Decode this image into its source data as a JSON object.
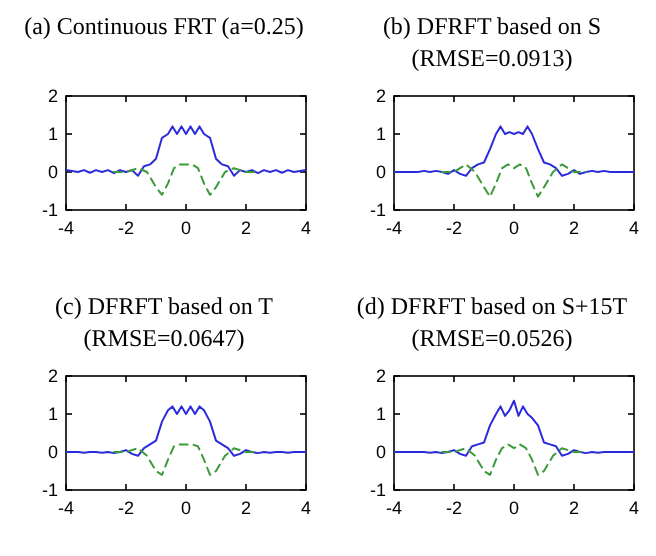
{
  "chart_data": [
    {
      "type": "line",
      "title": "(a) Continuous FRT (a=0.25)",
      "xlim": [
        -4,
        4
      ],
      "xticks": [
        -4,
        -2,
        0,
        2,
        4
      ],
      "ylim": [
        -1,
        2
      ],
      "yticks": [
        -1,
        0,
        1,
        2
      ],
      "series": [
        {
          "color": "#2b2bdc",
          "line_style": "solid",
          "x": [
            -4,
            -3.6,
            -3.4,
            -3.2,
            -3,
            -2.8,
            -2.6,
            -2.4,
            -2.2,
            -2,
            -1.8,
            -1.6,
            -1.4,
            -1.2,
            -1,
            -0.8,
            -0.6,
            -0.45,
            -0.3,
            -0.15,
            0,
            0.15,
            0.3,
            0.45,
            0.6,
            0.8,
            1,
            1.2,
            1.4,
            1.6,
            1.8,
            2,
            2.2,
            2.4,
            2.6,
            2.8,
            3,
            3.2,
            3.4,
            3.6,
            4
          ],
          "values": [
            0.05,
            0,
            0.05,
            -0.02,
            0.05,
            0,
            0.05,
            -0.03,
            0.05,
            0,
            0.05,
            -0.1,
            0.15,
            0.2,
            0.35,
            0.9,
            1.0,
            1.2,
            1.0,
            1.2,
            1.0,
            1.2,
            1.0,
            1.2,
            1.0,
            0.9,
            0.35,
            0.2,
            0.15,
            -0.1,
            0.05,
            0,
            0.05,
            -0.03,
            0.05,
            0,
            0.05,
            -0.02,
            0.05,
            0,
            0.05
          ]
        },
        {
          "color": "#3a9a3a",
          "line_style": "dashed",
          "x": [
            -2.4,
            -2,
            -1.6,
            -1.3,
            -1,
            -0.8,
            -0.6,
            -0.4,
            -0.2,
            0,
            0.2,
            0.4,
            0.6,
            0.8,
            1,
            1.3,
            1.6,
            2,
            2.4
          ],
          "values": [
            0,
            0,
            0.1,
            0,
            -0.4,
            -0.6,
            -0.3,
            0.1,
            0.2,
            0.2,
            0.2,
            0.1,
            -0.3,
            -0.6,
            -0.4,
            0,
            0.1,
            0,
            0
          ]
        }
      ]
    },
    {
      "type": "line",
      "title": "(b) DFRFT based on S",
      "subtitle": "(RMSE=0.0913)",
      "xlim": [
        -4,
        4
      ],
      "xticks": [
        -4,
        -2,
        0,
        2,
        4
      ],
      "ylim": [
        -1,
        2
      ],
      "yticks": [
        -1,
        0,
        1,
        2
      ],
      "series": [
        {
          "color": "#2b2bdc",
          "line_style": "solid",
          "x": [
            -4,
            -3.6,
            -3.4,
            -3.2,
            -3,
            -2.8,
            -2.6,
            -2.4,
            -2.2,
            -2,
            -1.8,
            -1.6,
            -1.4,
            -1.2,
            -1,
            -0.8,
            -0.6,
            -0.45,
            -0.3,
            -0.15,
            0,
            0.15,
            0.3,
            0.45,
            0.6,
            0.8,
            1,
            1.2,
            1.4,
            1.6,
            1.8,
            2,
            2.2,
            2.4,
            2.6,
            2.8,
            3,
            3.2,
            3.4,
            3.6,
            4
          ],
          "values": [
            0,
            0,
            0,
            0,
            0.03,
            0,
            0.03,
            0,
            -0.05,
            0.05,
            -0.05,
            -0.1,
            0.1,
            0.2,
            0.25,
            0.6,
            1.0,
            1.2,
            1.0,
            1.05,
            1.0,
            1.05,
            1.0,
            1.2,
            1.0,
            0.6,
            0.25,
            0.2,
            0.1,
            -0.1,
            -0.05,
            0.05,
            -0.05,
            0,
            0.03,
            0,
            0.03,
            0,
            0,
            0,
            0
          ]
        },
        {
          "color": "#3a9a3a",
          "line_style": "dashed",
          "x": [
            -2.4,
            -2,
            -1.6,
            -1.3,
            -1,
            -0.8,
            -0.6,
            -0.4,
            -0.2,
            0,
            0.2,
            0.4,
            0.6,
            0.8,
            1,
            1.3,
            1.6,
            2,
            2.4
          ],
          "values": [
            0,
            0,
            0.2,
            0,
            -0.4,
            -0.65,
            -0.3,
            0.1,
            0.2,
            0.1,
            0.2,
            0.1,
            -0.3,
            -0.65,
            -0.4,
            0,
            0.2,
            0,
            0
          ]
        }
      ]
    },
    {
      "type": "line",
      "title": "(c) DFRFT based on T",
      "subtitle": "(RMSE=0.0647)",
      "xlim": [
        -4,
        4
      ],
      "xticks": [
        -4,
        -2,
        0,
        2,
        4
      ],
      "ylim": [
        -1,
        2
      ],
      "yticks": [
        -1,
        0,
        1,
        2
      ],
      "series": [
        {
          "color": "#2b2bdc",
          "line_style": "solid",
          "x": [
            -4,
            -3.6,
            -3.4,
            -3.2,
            -3,
            -2.8,
            -2.6,
            -2.4,
            -2.2,
            -2,
            -1.8,
            -1.6,
            -1.4,
            -1.2,
            -1,
            -0.8,
            -0.6,
            -0.45,
            -0.3,
            -0.15,
            0,
            0.15,
            0.3,
            0.45,
            0.6,
            0.8,
            1,
            1.2,
            1.4,
            1.6,
            1.8,
            2,
            2.2,
            2.4,
            2.6,
            2.8,
            3,
            3.2,
            3.4,
            3.6,
            4
          ],
          "values": [
            0,
            0,
            -0.02,
            0,
            0,
            -0.02,
            0,
            -0.03,
            0,
            0.05,
            -0.05,
            -0.1,
            0.1,
            0.2,
            0.3,
            0.8,
            1.1,
            1.2,
            1.0,
            1.2,
            1.0,
            1.2,
            1.0,
            1.2,
            1.1,
            0.8,
            0.3,
            0.2,
            0.1,
            -0.1,
            -0.05,
            0.05,
            0,
            -0.03,
            0,
            -0.02,
            0,
            0,
            -0.02,
            0,
            0
          ]
        },
        {
          "color": "#3a9a3a",
          "line_style": "dashed",
          "x": [
            -2.4,
            -2,
            -1.6,
            -1.3,
            -1,
            -0.8,
            -0.6,
            -0.4,
            -0.2,
            0,
            0.2,
            0.4,
            0.6,
            0.8,
            1,
            1.3,
            1.6,
            2,
            2.4
          ],
          "values": [
            0,
            0,
            0.1,
            -0.1,
            -0.5,
            -0.6,
            -0.2,
            0.15,
            0.2,
            0.2,
            0.2,
            0.15,
            -0.2,
            -0.6,
            -0.5,
            -0.1,
            0.1,
            0,
            0
          ]
        }
      ]
    },
    {
      "type": "line",
      "title": "(d) DFRFT based on S+15T",
      "subtitle": "(RMSE=0.0526)",
      "xlim": [
        -4,
        4
      ],
      "xticks": [
        -4,
        -2,
        0,
        2,
        4
      ],
      "ylim": [
        -1,
        2
      ],
      "yticks": [
        -1,
        0,
        1,
        2
      ],
      "series": [
        {
          "color": "#2b2bdc",
          "line_style": "solid",
          "x": [
            -4,
            -3.6,
            -3.4,
            -3.2,
            -3,
            -2.8,
            -2.6,
            -2.4,
            -2.2,
            -2,
            -1.8,
            -1.6,
            -1.4,
            -1.2,
            -1,
            -0.8,
            -0.6,
            -0.45,
            -0.3,
            -0.15,
            0,
            0.15,
            0.3,
            0.45,
            0.6,
            0.8,
            1,
            1.2,
            1.4,
            1.6,
            1.8,
            2,
            2.2,
            2.4,
            2.6,
            2.8,
            3,
            3.2,
            3.4,
            3.6,
            4
          ],
          "values": [
            0,
            0,
            0,
            0,
            0,
            -0.02,
            0,
            -0.03,
            0,
            0.05,
            -0.05,
            -0.1,
            0.15,
            0.2,
            0.25,
            0.7,
            1.0,
            1.2,
            0.95,
            1.1,
            1.35,
            0.95,
            1.2,
            1.0,
            0.9,
            0.7,
            0.25,
            0.2,
            0.15,
            -0.1,
            -0.05,
            0.05,
            0,
            -0.03,
            0,
            -0.02,
            0,
            0,
            0,
            0,
            0
          ]
        },
        {
          "color": "#3a9a3a",
          "line_style": "dashed",
          "x": [
            -2.4,
            -2,
            -1.6,
            -1.3,
            -1,
            -0.8,
            -0.6,
            -0.4,
            -0.2,
            0,
            0.2,
            0.4,
            0.6,
            0.8,
            1,
            1.3,
            1.6,
            2,
            2.4
          ],
          "values": [
            0,
            0,
            0.1,
            -0.1,
            -0.5,
            -0.6,
            -0.2,
            0.1,
            0.2,
            0.1,
            0.2,
            0.1,
            -0.2,
            -0.6,
            -0.5,
            -0.1,
            0.1,
            0,
            0
          ]
        }
      ]
    }
  ]
}
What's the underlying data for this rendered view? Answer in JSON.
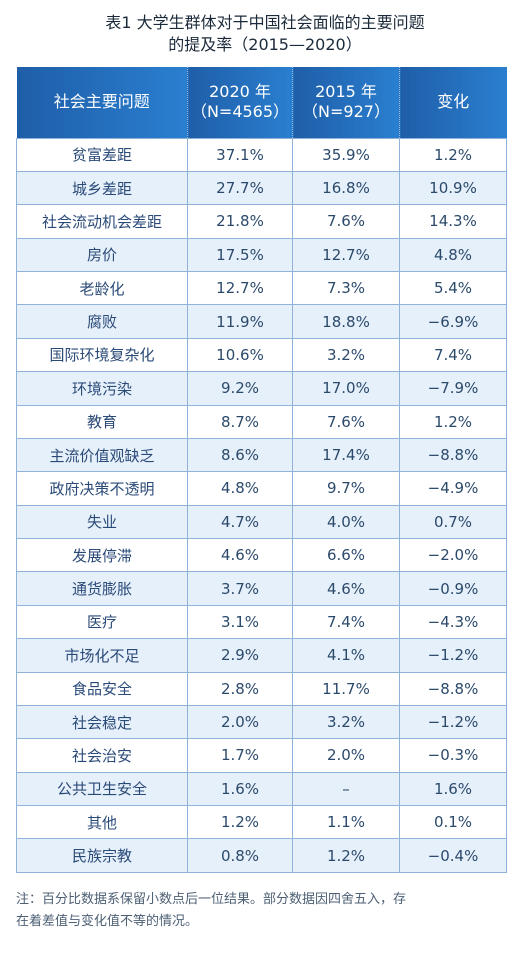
++++++
Prompt: From the entries above, extract every line where the word "JSON" appears.

Exercise solution:
Decode this image into its source data as a JSON object.
What's the underlying data for this rendered view? Answer in JSON.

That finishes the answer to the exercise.